EXERCISE PROMPT » Quote the agentic-synth configuration notes word for word, starting at the words "Remaining 🔨" and stopping after "Utilities (serialization, prompts)".

[SUPPLIED PASSAGE Boundary: Start]

Config File (.agentic-synth.json)

{
  "apiKeys": {
    "gemini": "${GEMINI_API_KEY}",
    "openRouter": "${OPENROUTER_API_KEY}"
  },
  "cache": {
    "enabled": true,
    "maxSize": 1000,
    "ttl": 3600000
  },
  "models": {
    "routing": {
      "strategy": "cost-optimized",
      "fallbackChain": ["gemini-pro", "gpt-4"]
    }
  },
  "integrations": {
    "midstreamer": { "enabled": false },
    "agenticRobotics": { "enabled": false },
    "ruvector": { "enabled": false }
  }
}

Performance Considerations

Context Caching:

  • Hash-based cache keys (prompt + schema + options)
  • LRU eviction strategy
  • Configurable TTL
  • Optional file persistence

Memory Management:

  • Streaming for large datasets
  • Chunked processing
  • Configurable batch sizes
  • Memory-efficient formats (JSONL, Parquet)

Model Selection:

  • Cost-based: Cheapest model that meets requirements
  • Performance-based: Fastest response time
  • Quality-based: Highest quality output
  • Balanced: Optimize all three factors

Security

API Key Management:

  • Environment variable loading
  • Config file with variable substitution
  • Never log sensitive data
  • Secure config file patterns

Data Validation:

  • Input validation (Zod schemas)
  • Output validation
  • Sanitization
  • Rate limiting

Testing Strategy

Unit Tests:

  • Component isolation
  • Mock dependencies
  • Logic correctness

Integration Tests:

  • Component interactions
  • Real dependencies
  • Error scenarios

E2E Tests:

  • Complete workflows
  • CLI commands
  • Real API calls (test keys)

Implementation Status

Completed

  • Complete architecture design
  • Type system definitions
  • Core configuration system
  • SDK class structure
  • Generator interfaces
  • Comprehensive documentation
  • Package.json with correct dependencies
  • TypeScript configuration
  • Directory structure

Remaining 🔨

  • Cache Manager implementation
  • Logger implementation
  • Generator implementations
  • Model provider implementations
  • Model router implementation
  • Integration adapters
  • CLI commands
  • Utilities (serialization, prompts)

[SUPPLIED PASSAGE Boundary: End]
[DATASET EXCERPTS Boundary: Start]

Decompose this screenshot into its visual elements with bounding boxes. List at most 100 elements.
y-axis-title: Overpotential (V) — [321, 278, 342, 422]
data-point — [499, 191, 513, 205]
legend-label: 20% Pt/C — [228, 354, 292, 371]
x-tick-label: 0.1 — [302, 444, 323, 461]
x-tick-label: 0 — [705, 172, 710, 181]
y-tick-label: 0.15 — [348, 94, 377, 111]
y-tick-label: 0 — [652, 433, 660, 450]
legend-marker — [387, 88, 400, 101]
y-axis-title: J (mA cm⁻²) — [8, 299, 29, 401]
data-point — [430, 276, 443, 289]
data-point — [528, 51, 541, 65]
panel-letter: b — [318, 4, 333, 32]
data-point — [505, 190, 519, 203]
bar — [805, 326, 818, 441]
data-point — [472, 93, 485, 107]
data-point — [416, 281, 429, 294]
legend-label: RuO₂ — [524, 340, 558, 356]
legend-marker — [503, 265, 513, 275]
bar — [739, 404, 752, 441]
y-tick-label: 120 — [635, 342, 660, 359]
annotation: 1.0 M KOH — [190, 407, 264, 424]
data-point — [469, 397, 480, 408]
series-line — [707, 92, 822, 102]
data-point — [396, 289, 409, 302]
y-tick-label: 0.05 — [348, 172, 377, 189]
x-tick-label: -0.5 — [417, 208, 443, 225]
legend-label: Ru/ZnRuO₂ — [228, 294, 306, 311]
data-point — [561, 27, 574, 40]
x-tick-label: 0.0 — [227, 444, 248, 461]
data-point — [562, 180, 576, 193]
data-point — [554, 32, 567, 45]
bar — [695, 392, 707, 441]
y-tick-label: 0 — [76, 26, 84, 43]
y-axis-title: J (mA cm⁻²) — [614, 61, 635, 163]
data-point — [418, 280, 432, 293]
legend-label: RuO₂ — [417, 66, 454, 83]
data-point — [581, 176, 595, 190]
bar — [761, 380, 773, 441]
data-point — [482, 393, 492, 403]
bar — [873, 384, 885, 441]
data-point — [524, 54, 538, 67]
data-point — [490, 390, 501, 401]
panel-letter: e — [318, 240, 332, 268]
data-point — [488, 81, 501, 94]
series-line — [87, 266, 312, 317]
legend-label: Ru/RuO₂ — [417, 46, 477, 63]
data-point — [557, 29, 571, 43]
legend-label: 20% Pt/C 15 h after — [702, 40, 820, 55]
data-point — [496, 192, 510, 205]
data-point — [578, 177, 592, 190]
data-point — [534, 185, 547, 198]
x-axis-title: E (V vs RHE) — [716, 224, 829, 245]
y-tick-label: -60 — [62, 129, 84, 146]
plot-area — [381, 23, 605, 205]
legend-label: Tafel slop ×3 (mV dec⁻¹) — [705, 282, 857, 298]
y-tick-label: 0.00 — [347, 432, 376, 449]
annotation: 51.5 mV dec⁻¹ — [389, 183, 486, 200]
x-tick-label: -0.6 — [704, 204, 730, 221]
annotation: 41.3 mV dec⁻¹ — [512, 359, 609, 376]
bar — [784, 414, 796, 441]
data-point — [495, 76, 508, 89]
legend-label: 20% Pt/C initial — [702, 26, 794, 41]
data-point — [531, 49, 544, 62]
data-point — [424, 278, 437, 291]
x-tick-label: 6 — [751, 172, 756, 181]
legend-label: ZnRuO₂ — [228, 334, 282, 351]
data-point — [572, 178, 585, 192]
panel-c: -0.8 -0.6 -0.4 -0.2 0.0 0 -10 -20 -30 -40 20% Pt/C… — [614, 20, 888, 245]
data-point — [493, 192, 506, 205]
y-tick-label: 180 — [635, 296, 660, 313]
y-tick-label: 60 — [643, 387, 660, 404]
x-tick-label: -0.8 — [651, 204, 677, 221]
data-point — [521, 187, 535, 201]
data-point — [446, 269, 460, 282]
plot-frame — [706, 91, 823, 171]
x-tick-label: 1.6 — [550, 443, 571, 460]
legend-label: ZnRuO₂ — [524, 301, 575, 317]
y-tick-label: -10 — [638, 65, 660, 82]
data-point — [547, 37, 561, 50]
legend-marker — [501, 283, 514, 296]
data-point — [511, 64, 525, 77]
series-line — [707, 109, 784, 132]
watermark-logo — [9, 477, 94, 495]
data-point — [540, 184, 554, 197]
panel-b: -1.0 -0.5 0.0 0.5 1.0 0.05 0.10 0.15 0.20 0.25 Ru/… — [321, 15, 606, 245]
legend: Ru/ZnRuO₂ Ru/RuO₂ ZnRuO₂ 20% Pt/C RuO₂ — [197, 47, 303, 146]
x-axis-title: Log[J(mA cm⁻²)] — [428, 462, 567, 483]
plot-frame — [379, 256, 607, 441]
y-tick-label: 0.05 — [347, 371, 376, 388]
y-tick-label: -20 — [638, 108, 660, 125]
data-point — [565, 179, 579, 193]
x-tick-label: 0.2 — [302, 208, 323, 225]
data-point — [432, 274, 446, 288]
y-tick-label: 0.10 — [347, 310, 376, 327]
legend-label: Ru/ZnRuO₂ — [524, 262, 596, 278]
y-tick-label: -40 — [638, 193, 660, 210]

[DATASET EXCERPTS Boundary: End]

RESULT OF THIS TASK »
Remaining 🔨

  • Cache Manager implementation
  • Logger implementation
  • Generator implementations
  • Model provider implementations
  • Model router implementation
  • Integration adapters
  • CLI commands
  • Utilities (serialization, prompts)